» Excerpted data
------------

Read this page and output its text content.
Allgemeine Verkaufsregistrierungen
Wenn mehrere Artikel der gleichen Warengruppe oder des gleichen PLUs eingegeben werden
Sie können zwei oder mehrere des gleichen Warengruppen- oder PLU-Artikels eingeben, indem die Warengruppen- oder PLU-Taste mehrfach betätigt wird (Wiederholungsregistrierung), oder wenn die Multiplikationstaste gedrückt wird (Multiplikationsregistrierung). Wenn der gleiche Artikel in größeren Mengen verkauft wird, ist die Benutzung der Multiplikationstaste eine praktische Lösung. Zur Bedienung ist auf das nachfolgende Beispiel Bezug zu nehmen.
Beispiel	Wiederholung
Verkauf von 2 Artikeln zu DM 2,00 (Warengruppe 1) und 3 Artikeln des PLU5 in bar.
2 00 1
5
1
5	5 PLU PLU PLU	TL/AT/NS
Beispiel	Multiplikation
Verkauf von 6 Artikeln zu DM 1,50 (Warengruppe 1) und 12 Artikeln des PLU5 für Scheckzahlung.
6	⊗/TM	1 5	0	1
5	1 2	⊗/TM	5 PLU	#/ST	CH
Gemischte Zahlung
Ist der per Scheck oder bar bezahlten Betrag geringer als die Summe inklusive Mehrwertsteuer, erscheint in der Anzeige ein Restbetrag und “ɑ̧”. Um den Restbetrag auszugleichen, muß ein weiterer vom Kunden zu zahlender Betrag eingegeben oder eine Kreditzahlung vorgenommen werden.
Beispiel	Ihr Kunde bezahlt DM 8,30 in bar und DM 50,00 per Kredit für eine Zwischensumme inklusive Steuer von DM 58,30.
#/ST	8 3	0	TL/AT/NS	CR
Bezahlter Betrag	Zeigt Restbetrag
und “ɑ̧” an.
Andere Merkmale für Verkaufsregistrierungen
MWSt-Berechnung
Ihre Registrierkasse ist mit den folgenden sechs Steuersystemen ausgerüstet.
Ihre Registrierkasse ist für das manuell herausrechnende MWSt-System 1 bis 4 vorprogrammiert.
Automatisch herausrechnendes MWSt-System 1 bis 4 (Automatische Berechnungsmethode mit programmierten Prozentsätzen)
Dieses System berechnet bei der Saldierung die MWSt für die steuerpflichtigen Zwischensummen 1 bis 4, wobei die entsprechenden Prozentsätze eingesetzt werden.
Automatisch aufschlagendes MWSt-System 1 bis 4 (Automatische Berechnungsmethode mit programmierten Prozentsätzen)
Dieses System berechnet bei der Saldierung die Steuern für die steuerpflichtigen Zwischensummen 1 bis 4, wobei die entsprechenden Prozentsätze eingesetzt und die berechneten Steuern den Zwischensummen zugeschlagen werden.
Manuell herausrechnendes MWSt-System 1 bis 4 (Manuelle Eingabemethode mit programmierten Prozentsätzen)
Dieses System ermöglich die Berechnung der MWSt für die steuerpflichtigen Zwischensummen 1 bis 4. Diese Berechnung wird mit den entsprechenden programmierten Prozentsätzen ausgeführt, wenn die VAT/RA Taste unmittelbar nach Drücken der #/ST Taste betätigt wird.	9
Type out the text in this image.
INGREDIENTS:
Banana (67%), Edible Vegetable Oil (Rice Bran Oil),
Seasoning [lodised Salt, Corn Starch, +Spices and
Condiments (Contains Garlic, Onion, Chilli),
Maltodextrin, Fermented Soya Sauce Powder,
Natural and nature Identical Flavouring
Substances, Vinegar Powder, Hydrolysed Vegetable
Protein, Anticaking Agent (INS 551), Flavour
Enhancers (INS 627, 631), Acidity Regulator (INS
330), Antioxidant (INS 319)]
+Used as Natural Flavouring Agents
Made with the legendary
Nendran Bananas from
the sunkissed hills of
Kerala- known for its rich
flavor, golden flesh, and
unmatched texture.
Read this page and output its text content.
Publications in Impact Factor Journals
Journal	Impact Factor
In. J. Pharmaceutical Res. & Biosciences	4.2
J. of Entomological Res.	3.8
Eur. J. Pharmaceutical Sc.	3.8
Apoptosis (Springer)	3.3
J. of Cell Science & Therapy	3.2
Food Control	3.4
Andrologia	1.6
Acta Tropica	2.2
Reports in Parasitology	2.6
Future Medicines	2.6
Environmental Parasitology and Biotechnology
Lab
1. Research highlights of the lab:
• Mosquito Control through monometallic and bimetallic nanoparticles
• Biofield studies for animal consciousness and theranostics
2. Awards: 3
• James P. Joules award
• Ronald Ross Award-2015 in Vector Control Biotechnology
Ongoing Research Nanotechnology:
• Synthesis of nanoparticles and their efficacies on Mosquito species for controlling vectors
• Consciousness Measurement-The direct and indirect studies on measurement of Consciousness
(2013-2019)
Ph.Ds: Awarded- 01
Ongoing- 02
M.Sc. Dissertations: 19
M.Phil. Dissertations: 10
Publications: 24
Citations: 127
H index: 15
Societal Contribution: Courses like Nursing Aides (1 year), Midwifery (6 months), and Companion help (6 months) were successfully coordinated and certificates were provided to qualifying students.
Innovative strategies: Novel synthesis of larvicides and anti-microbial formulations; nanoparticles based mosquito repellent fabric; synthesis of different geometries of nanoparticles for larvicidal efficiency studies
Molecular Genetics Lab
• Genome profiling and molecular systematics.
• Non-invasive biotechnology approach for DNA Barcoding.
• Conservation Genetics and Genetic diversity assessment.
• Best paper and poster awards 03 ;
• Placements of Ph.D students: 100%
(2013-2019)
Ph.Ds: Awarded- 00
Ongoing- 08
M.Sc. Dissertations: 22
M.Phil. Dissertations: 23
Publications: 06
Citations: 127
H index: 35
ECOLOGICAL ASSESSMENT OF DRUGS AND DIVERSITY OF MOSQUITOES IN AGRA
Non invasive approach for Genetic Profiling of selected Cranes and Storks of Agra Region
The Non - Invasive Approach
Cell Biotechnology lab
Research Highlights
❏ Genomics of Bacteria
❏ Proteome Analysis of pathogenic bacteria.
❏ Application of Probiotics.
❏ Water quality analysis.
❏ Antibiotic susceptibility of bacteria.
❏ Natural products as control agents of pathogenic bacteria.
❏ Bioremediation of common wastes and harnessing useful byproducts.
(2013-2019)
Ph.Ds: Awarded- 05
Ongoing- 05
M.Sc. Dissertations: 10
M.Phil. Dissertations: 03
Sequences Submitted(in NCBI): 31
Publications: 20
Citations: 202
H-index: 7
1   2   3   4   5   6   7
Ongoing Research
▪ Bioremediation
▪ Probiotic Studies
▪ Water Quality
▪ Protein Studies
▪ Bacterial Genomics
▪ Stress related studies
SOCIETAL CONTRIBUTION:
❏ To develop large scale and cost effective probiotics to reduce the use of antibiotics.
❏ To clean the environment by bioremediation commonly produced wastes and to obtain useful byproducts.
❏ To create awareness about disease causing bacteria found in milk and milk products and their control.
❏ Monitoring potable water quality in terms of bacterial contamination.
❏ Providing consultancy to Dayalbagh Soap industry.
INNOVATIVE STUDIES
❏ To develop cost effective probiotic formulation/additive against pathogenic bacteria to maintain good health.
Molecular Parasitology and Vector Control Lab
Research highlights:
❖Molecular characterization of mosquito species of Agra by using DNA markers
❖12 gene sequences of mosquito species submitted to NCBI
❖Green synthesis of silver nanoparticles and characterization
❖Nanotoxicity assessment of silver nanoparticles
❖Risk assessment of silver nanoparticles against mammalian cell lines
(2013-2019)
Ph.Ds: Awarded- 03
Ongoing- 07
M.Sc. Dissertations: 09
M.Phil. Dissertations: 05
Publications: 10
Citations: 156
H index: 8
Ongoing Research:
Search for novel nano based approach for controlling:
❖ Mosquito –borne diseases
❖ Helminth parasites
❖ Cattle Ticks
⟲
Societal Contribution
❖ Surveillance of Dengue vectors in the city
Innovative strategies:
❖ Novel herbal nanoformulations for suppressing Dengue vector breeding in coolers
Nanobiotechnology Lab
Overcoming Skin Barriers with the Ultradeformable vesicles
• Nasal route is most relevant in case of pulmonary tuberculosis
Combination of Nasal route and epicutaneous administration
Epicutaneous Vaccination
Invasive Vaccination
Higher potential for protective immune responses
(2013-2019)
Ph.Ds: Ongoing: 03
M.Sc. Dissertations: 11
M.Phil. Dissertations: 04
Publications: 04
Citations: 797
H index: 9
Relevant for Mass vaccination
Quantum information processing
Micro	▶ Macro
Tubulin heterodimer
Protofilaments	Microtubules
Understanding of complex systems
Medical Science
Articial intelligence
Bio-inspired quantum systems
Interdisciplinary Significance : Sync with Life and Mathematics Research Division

------------

» Work to be completed
Look over the listing above. Pick out and copy every line that includes "Automatisch".

» Answer below
Automatisch herausrechnendes MWSt-System 1 bis 4 (Automatische Berechnungsmethode mit programmierten Prozentsätzen)
Automatisch aufschlagendes MWSt-System 1 bis 4 (Automatische Berechnungsmethode mit programmierten Prozentsätzen)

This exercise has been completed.